● **Data section**:
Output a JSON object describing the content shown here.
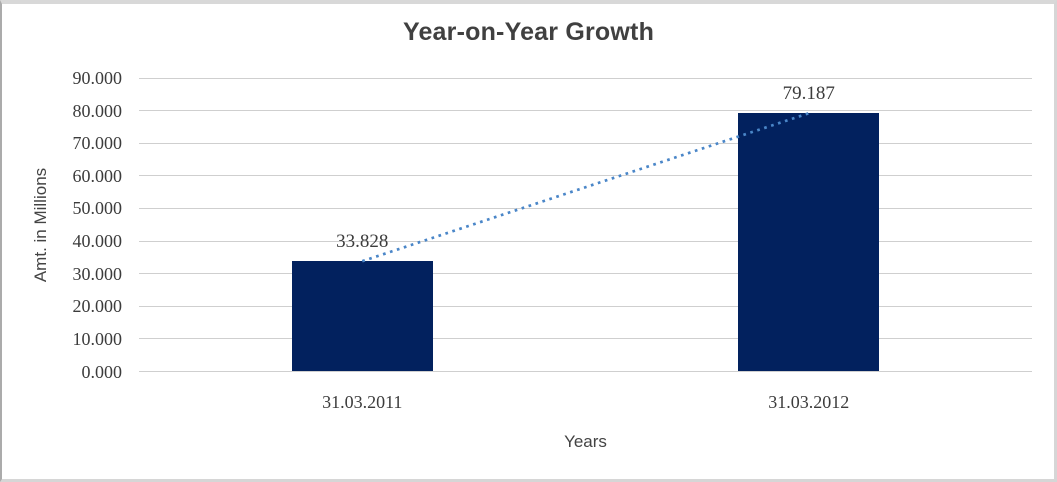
{
  "chart_data": {
    "type": "bar",
    "title": "Year-on-Year Growth",
    "xlabel": "Years",
    "ylabel": "Amt. in Millions",
    "categories": [
      "31.03.2011",
      "31.03.2012"
    ],
    "values": [
      33.828,
      79.187
    ],
    "data_labels": [
      "33.828",
      "79.187"
    ],
    "y_ticks": [
      "0.000",
      "10.000",
      "20.000",
      "30.000",
      "40.000",
      "50.000",
      "60.000",
      "70.000",
      "80.000",
      "90.000"
    ],
    "ylim": [
      0,
      90
    ],
    "grid": true,
    "legend": "none",
    "trendline": {
      "style": "dotted",
      "from_point": [
        0,
        33.828
      ],
      "to_point": [
        1,
        79.187
      ]
    },
    "colors": {
      "bar": "#02215e",
      "trendline": "#4a86c8",
      "gridline": "#cfcfcf",
      "tick_text": "#3c3c3c",
      "title_text": "#404040",
      "frame_border": "#d6d6d6"
    }
  }
}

● **Given request**: Set down the records in full and exactly. Do not carry over any image.

● **Final result**:
Output a JSON object describing the content shown here.
{
  "chart_data": {
    "type": "bar",
    "title": "Year-on-Year Growth",
    "xlabel": "Years",
    "ylabel": "Amt. in Millions",
    "categories": [
      "31.03.2011",
      "31.03.2012"
    ],
    "values": [
      33.828,
      79.187
    ],
    "data_labels": [
      "33.828",
      "79.187"
    ],
    "y_ticks": [
      "0.000",
      "10.000",
      "20.000",
      "30.000",
      "40.000",
      "50.000",
      "60.000",
      "70.000",
      "80.000",
      "90.000"
    ],
    "ylim": [
      0,
      90
    ],
    "grid": true,
    "legend": "none",
    "trendline": {
      "style": "dotted",
      "from_point": [
        0,
        33.828
      ],
      "to_point": [
        1,
        79.187
      ]
    },
    "colors": {
      "bar": "#02215e",
      "trendline": "#4a86c8",
      "gridline": "#cfcfcf",
      "tick_text": "#3c3c3c",
      "title_text": "#404040",
      "frame_border": "#d6d6d6"
    }
  }
}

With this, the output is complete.